| SUPPLIED ENTRIES |
---*---

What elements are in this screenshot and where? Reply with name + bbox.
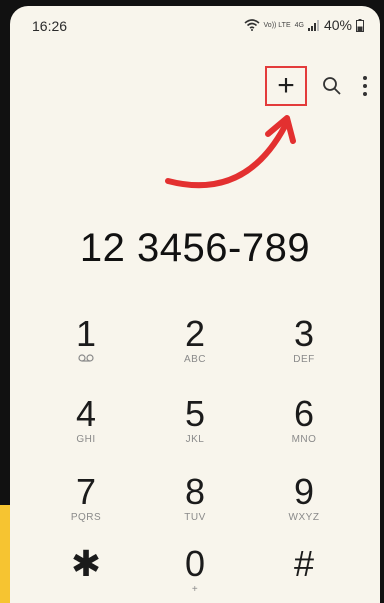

---*---

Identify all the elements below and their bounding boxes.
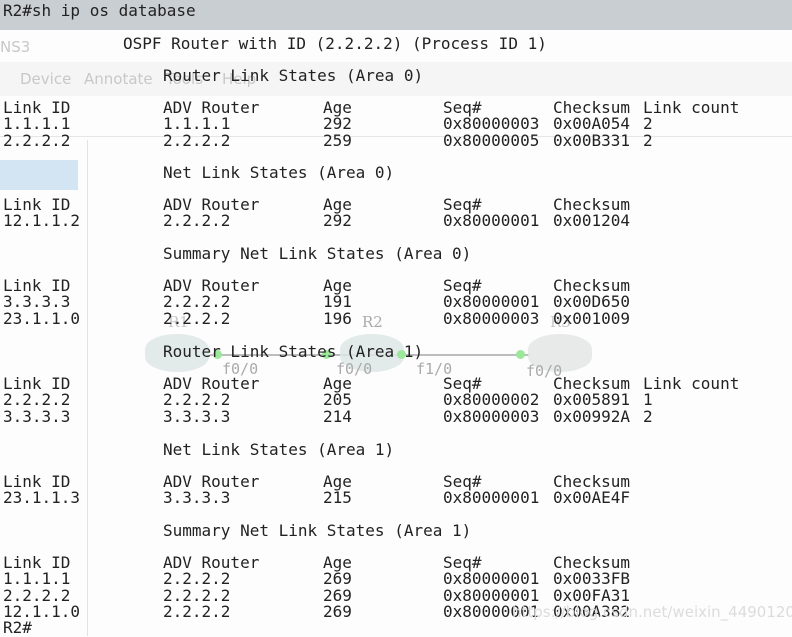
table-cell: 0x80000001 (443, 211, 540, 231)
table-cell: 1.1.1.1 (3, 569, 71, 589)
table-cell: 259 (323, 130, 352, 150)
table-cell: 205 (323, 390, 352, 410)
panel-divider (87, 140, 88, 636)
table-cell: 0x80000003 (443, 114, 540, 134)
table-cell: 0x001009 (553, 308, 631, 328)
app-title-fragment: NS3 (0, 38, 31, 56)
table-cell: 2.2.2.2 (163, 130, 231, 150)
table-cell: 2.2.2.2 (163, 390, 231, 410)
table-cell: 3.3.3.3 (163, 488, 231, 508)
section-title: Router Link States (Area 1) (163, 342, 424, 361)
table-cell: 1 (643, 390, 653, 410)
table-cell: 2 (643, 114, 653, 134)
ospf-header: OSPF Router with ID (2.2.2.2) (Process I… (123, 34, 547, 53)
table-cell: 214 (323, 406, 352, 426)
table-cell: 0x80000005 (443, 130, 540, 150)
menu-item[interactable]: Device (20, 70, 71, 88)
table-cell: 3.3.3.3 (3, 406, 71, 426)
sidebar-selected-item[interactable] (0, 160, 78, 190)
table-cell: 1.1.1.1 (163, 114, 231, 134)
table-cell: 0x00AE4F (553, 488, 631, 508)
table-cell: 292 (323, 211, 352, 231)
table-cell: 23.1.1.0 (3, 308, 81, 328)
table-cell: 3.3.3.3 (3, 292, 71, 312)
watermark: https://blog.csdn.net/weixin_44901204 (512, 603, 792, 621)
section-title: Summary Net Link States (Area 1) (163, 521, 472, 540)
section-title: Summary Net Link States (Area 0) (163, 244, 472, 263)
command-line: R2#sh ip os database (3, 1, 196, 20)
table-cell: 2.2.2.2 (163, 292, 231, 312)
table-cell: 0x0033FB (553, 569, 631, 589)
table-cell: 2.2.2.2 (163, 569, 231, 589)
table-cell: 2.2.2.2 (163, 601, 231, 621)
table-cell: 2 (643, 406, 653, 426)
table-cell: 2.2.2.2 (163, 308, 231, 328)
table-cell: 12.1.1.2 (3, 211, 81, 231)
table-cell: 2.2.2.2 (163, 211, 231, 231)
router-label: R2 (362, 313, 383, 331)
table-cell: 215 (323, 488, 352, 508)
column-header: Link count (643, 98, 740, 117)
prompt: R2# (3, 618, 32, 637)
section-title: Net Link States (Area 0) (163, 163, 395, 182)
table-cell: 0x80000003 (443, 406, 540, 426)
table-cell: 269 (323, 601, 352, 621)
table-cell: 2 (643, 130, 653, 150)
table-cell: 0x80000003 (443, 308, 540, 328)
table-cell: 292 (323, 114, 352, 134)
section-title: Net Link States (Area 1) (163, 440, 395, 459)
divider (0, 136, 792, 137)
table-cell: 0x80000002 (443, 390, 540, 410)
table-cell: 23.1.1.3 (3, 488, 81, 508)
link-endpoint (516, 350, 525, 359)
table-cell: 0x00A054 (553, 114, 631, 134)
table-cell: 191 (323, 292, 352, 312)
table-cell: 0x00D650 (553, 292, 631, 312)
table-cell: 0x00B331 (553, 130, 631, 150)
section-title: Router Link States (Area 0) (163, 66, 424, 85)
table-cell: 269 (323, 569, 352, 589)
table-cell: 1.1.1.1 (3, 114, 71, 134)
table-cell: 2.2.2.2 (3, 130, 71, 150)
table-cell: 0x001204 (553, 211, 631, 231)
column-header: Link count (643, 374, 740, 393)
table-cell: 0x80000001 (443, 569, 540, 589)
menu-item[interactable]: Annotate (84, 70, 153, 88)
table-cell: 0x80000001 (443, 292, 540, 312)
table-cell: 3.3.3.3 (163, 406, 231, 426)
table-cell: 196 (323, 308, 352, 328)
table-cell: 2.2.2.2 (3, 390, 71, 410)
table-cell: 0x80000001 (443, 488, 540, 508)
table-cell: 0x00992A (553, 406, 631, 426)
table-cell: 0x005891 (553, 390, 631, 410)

---*---

| WHAT TO DO |
Reproduce the data from the line with "Identify all the" up to and including the line with "section-title: Summary Net Link States (Area 1)", without the pictures.

| RESULT OF THE EXERCISE |
Identify all the elements below and their bounding boxes.
table-cell: 0x80000001 (443, 211, 540, 231)
table-cell: 1.1.1.1 (3, 569, 71, 589)
table-cell: 259 (323, 130, 352, 150)
table-cell: 205 (323, 390, 352, 410)
panel-divider (87, 140, 88, 636)
table-cell: 0x80000003 (443, 114, 540, 134)
table-cell: 0x001009 (553, 308, 631, 328)
app-title-fragment: NS3 (0, 38, 31, 56)
table-cell: 2.2.2.2 (163, 130, 231, 150)
table-cell: 2.2.2.2 (163, 390, 231, 410)
table-cell: 3.3.3.3 (163, 488, 231, 508)
section-title: Router Link States (Area 1) (163, 342, 424, 361)
table-cell: 1 (643, 390, 653, 410)
table-cell: 2 (643, 114, 653, 134)
ospf-header: OSPF Router with ID (2.2.2.2) (Process I… (123, 34, 547, 53)
table-cell: 214 (323, 406, 352, 426)
table-cell: 0x80000005 (443, 130, 540, 150)
menu-item[interactable]: Device (20, 70, 71, 88)
table-cell: 3.3.3.3 (3, 406, 71, 426)
sidebar-selected-item[interactable] (0, 160, 78, 190)
table-cell: 1.1.1.1 (163, 114, 231, 134)
table-cell: 0x00AE4F (553, 488, 631, 508)
table-cell: 292 (323, 211, 352, 231)
table-cell: 23.1.1.0 (3, 308, 81, 328)
table-cell: 3.3.3.3 (3, 292, 71, 312)
watermark: https://blog.csdn.net/weixin_44901204 (512, 603, 792, 621)
section-title: Summary Net Link States (Area 1) (163, 521, 472, 540)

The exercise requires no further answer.